• [Required task a]
In the post, why did the writer cycle out to watch the Tour de France? Answer in one to three sentences.

• [Provided text]
----

David Cameron (part time punk, Eton mod and class warrior) has stated before that The Eton Rifles is one of his favourite songs. Eton Rifles is a bile-fuelled invective against public school boys (from Cameron’s old school) spitting and jeering at unemployed miners marching from Jarrow to London set to a piledriving post punk tune. As Paul Weller said ‘which part of it didn’t he get?’

Live on Something Else in 1979 (the same episode Joy Division were on).

Le Tour (En Derbyshire)

I cycled up to a few miles east of Glossop yesterday to watch the Tour de France as it dipped out of Yorkshire and into Derbyshire. The Tour passing within twenty-five miles of my front door was too good an opportunity to resist and it was a lovely day for a ride. In fact I sunburnt my wrists. An hour before the cyclists shoot along a cavalcade of sponsors’ vehicles pass along the route throwing out freebies (caps, Haribos, lighters etc). These four Miffys made me smile.

I took this photo moments before the leaders hurtled past- I was on a hillside right by a hairpin bend. You can see everyone in the picture turning their heads to the left as the leaders and then the peloton appeared out of nowhere. Six helicopters buzzed above us. At this point I wondered if I had enough time to both take a photo and watch the riders. Three seconds or so later they had gone, Kittel in yellow tucked in the back of the peloton. A couple of stragglers came past, then the team cars, and that was it. Gone in a flash. Whooosh. Still, brilliant to have seen it, however briefly.

Italian rider Vincenzo Nibali took the stage and le maillot jaune. I didn’t take this picture- I pinched off the internet. Originally I had been planning to go to Sheffield to see the end of the race but plans changed and I cycled home just in time to see the climax on the tv.

I’m feeling a little uninspired with music to post at this exact moment. Here’s The Jam with today’s song.

Monday

Puts Up The Closed Sign Does The Man In The Corner Shop

Man In The Corner Shop was on side two of The Jam’s 1980 album Sound Affects although I should think I heard it first on Snap! The lyrics had a deep impact on me, possibly the first time I kind of understood that pop songs could be about something important. Paul Weller’s ‘Marxism for beginners in three minutes’ still affect me today, even though I know them off by heart.

Puts up the closed sign does the man in the corner shop 
Serves his last and says goodbye to him 
He knows it is a hard life 
But it’s nice to be your own boss really 
Walks off home does the last customer 
He is jealous of the man in the corner shop 
He is sick of working at the factory 
Says it must be nice to be your own boss (really) 
Sells cigars to the boss from the factory 
He is jealous is the man in the corner shop 
He is sick of struggling so hard 
He says “It must be nice to own a factory”

----

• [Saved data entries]
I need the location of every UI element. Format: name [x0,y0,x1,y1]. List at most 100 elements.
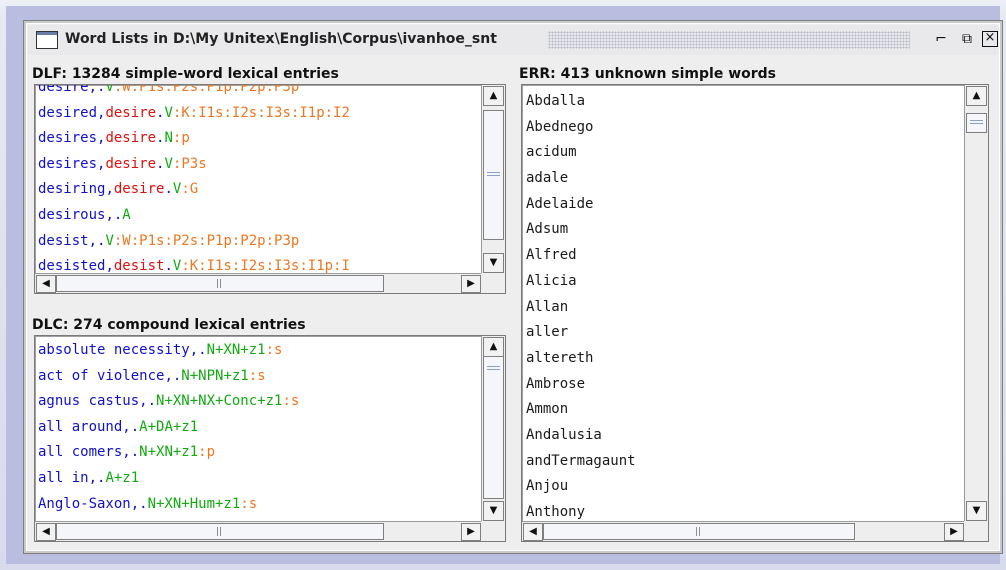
entry-segment: V [164,104,173,121]
entry-segment: ,. [88,469,106,486]
dlf-entry-row[interactable]: desires,desire.V:P3s [35,152,350,178]
entry-segment: :p [198,444,216,461]
entry-segment: N+XN+z1 [206,342,266,358]
err-word-row[interactable]: acidum [522,140,636,166]
entry-segment: A [122,206,131,223]
dlc-vertical-scrollbar[interactable]: ▲ ▼ [481,336,505,521]
dlc-scroll-right-icon[interactable]: ▶ [461,523,481,541]
err-horizontal-scroll-thumb[interactable] [543,523,855,540]
dlc-entry-row[interactable]: act of violence,.N+NPN+z1:s [35,364,299,390]
entry-segment: :s [240,495,258,512]
dlf-list[interactable]: desire,.V:W:P1s:P2s:P1p:P2p:P3p desired,d… [34,84,506,294]
dlc-scroll-down-icon[interactable]: ▼ [483,501,504,521]
dlf-entry-row[interactable]: desiring,desire.V:G [35,177,350,203]
err-word-row[interactable]: aller [522,320,636,346]
err-horizontal-scrollbar[interactable]: ◀ ▶ [522,521,964,541]
entry-segment: N+XN+z1 [139,444,199,461]
dlf-scroll-left-icon[interactable]: ◀ [36,275,56,293]
dlc-label: DLC: 274 compound lexical entries [32,317,306,333]
err-label: ERR: 413 unknown simple words [519,66,777,82]
err-scroll-right-icon[interactable]: ▶ [944,523,964,541]
err-word-row[interactable]: Ambrose [522,372,636,398]
err-word-row[interactable]: Alfred [522,243,636,269]
entry-segment: desist [113,258,165,275]
dlf-scroll-down-icon[interactable]: ▼ [483,253,504,273]
err-word-row[interactable]: Adsum [522,217,636,243]
entry-segment: :p [172,130,190,147]
dlf-vertical-scrollbar[interactable]: ▲ ▼ [481,85,505,273]
entry-segment: desire [105,104,157,121]
err-scroll-up-icon[interactable]: ▲ [966,86,987,106]
dlc-horizontal-scroll-thumb[interactable] [56,523,384,540]
dlc-scroll-up-icon[interactable]: ▲ [483,337,504,357]
entry-segment: :K:I1s:I2s:I3s:I1p:I [181,258,350,275]
dlc-scroll-left-icon[interactable]: ◀ [36,523,56,541]
dlf-horizontal-scroll-thumb[interactable] [56,275,384,292]
err-word-row[interactable]: Allan [522,295,636,321]
dlf-vertical-scroll-thumb[interactable] [483,110,504,241]
dlc-entry-row[interactable]: Anglo-Saxon,.N+XN+Hum+z1:s [35,492,299,518]
dlc-entry-row[interactable]: agnus castus,.N+XN+NX+Conc+z1:s [35,389,299,415]
dlf-scroll-right-icon[interactable]: ▶ [461,275,481,293]
err-word-row[interactable]: Andalusia [522,423,636,449]
entry-segment: V [105,232,114,249]
dlf-entry-row[interactable]: desired,desire.V:K:I1s:I2s:I3s:I1p:I2 [35,101,350,127]
err-word-row[interactable]: andTermagaunt [522,449,636,475]
entry-segment: :P3s [172,155,207,172]
err-word-row[interactable]: Ammon [522,397,636,423]
entry-segment: V [164,155,173,172]
entry-segment: A+DA+z1 [139,418,199,435]
dlc-entry-row[interactable]: all around,.A+DA+z1 [35,415,299,441]
dlc-entries: absolute necessity,.N+XN+z1:s act of viol… [35,338,299,517]
dlf-entry-row[interactable]: desires,desire.N:p [35,126,350,152]
iconify-icon[interactable]: ⌐ [932,30,950,48]
err-word-row[interactable]: Anjou [522,474,636,500]
dlc-scroll-corner [481,521,505,541]
entry-segment: ,. [105,206,123,223]
dlc-entry-row[interactable]: all in,.A+z1 [35,466,299,492]
window-titlebar[interactable]: Word Lists in D:\My Unitex\English\Corpu… [28,25,998,55]
dlc-horizontal-scrollbar[interactable]: ◀ ▶ [35,521,481,541]
err-vertical-scroll-thumb[interactable] [966,112,987,133]
entry-segment: :s [282,393,300,410]
err-scroll-corner [964,521,988,541]
entry-segment: ,. [139,393,157,410]
dlf-entry-row[interactable]: desire,.V:W:P1s:P2s:P1p:P2p:P3p [35,84,350,101]
dlf-label: DLF: 13284 simple-word lexical entries [32,66,339,82]
err-word-row[interactable]: altereth [522,346,636,372]
err-words: Abdalla Abednego acidum adale Adelaide Adsum A… [522,89,636,526]
dlf-entry-row[interactable]: desirous,.A [35,203,350,229]
close-icon[interactable]: × [982,31,998,47]
entry-segment: N+NPN+z1 [181,367,249,384]
dlc-entry-row[interactable]: all comers,.N+XN+z1:p [35,440,299,466]
window-title: Word Lists in D:\My Unitex\English\Corpu… [65,31,497,47]
entry-segment: :K:I1s:I2s:I3s:I1p:I2 [172,104,350,121]
err-scroll-left-icon[interactable]: ◀ [523,523,543,541]
entry-segment: A+z1 [105,469,140,486]
entry-segment: :W:P1s:P2s:P1p:P2p:P3p [113,232,300,249]
entry-segment: , [105,181,114,198]
dlc-list[interactable]: absolute necessity,.N+XN+z1:s act of viol… [34,335,506,542]
entry-segment: desires [38,155,98,172]
dlc-vertical-scroll-thumb[interactable] [483,356,504,500]
err-list[interactable]: Abdalla Abednego acidum adale Adelaide Adsum A… [521,84,989,542]
err-word-row[interactable]: Abednego [522,115,636,141]
entry-segment: :W:P1s:P2s:P1p:P2p:P3p [113,84,300,95]
entry-segment: desires [38,130,98,147]
entry-segment: N+XN+NX+Conc+z1 [156,393,283,410]
dlc-entry-row[interactable]: absolute necessity,.N+XN+z1:s [35,338,299,364]
entry-segment: ,. [88,84,106,95]
err-word-row[interactable]: Abdalla [522,89,636,115]
dlf-scroll-up-icon[interactable]: ▲ [483,86,504,106]
dlf-entry-row[interactable]: desist,.V:W:P1s:P2s:P1p:P2p:P3p [35,229,350,255]
err-word-row[interactable]: Adelaide [522,192,636,218]
dlf-scroll-corner [481,273,505,293]
err-vertical-scrollbar[interactable]: ▲ ▼ [964,85,988,521]
maximize-icon[interactable]: ⧉ [958,30,976,48]
err-word-row[interactable]: adale [522,166,636,192]
entry-segment: all in [38,469,89,486]
entry-segment: ,. [122,418,140,435]
err-scroll-down-icon[interactable]: ▼ [966,501,987,521]
dlf-horizontal-scrollbar[interactable]: ◀ ▶ [35,273,481,293]
err-word-row[interactable]: Alicia [522,269,636,295]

----

• [Required task b]
Please change "entry-segment" to "entry-part" in the records, from the line with "entry-segment: V [164,104,173,121]" up to and including the line with "err-word-row[interactable]: Ambrose [522,372,636,398]". Return only those lines, with everything else left as it is.

• [Right answer a]
The Tour was passing within twenty-five miles of the writer's front door, which was too good an opportunity to resist. It was also a lovely day for a ride.

• [Right answer b]
entry-part: V [164,104,173,121]
entry-part: ,. [88,469,106,486]
dlf-entry-row[interactable]: desires,desire.V:P3s [35,152,350,178]
entry-part: :p [198,444,216,461]
entry-part: N+XN+z1 [206,342,266,358]
err-word-row[interactable]: acidum [522,140,636,166]
entry-part: A [122,206,131,223]
dlc-vertical-scrollbar[interactable]: ▲ ▼ [481,336,505,521]
dlc-scroll-right-icon[interactable]: ▶ [461,523,481,541]
err-horizontal-scroll-thumb[interactable] [543,523,855,540]
dlc-entry-row[interactable]: act of violence,.N+NPN+z1:s [35,364,299,390]
entry-part: :s [240,495,258,512]
dlf-list[interactable]: desire,.V:W:P1s:P2s:P1p:P2p:P3p desired,d… [34,84,506,294]
dlc-scroll-down-icon[interactable]: ▼ [483,501,504,521]
dlf-entry-row[interactable]: desiring,desire.V:G [35,177,350,203]
err-word-row[interactable]: aller [522,320,636,346]
err-horizontal-scrollbar[interactable]: ◀ ▶ [522,521,964,541]
entry-part: N+XN+z1 [139,444,199,461]
dlf-scroll-left-icon[interactable]: ◀ [36,275,56,293]
dlc-label: DLC: 274 compound lexical entries [32,317,306,333]
err-label: ERR: 413 unknown simple words [519,66,777,82]
err-scroll-right-icon[interactable]: ▶ [944,523,964,541]
err-word-row[interactable]: Ambrose [522,372,636,398]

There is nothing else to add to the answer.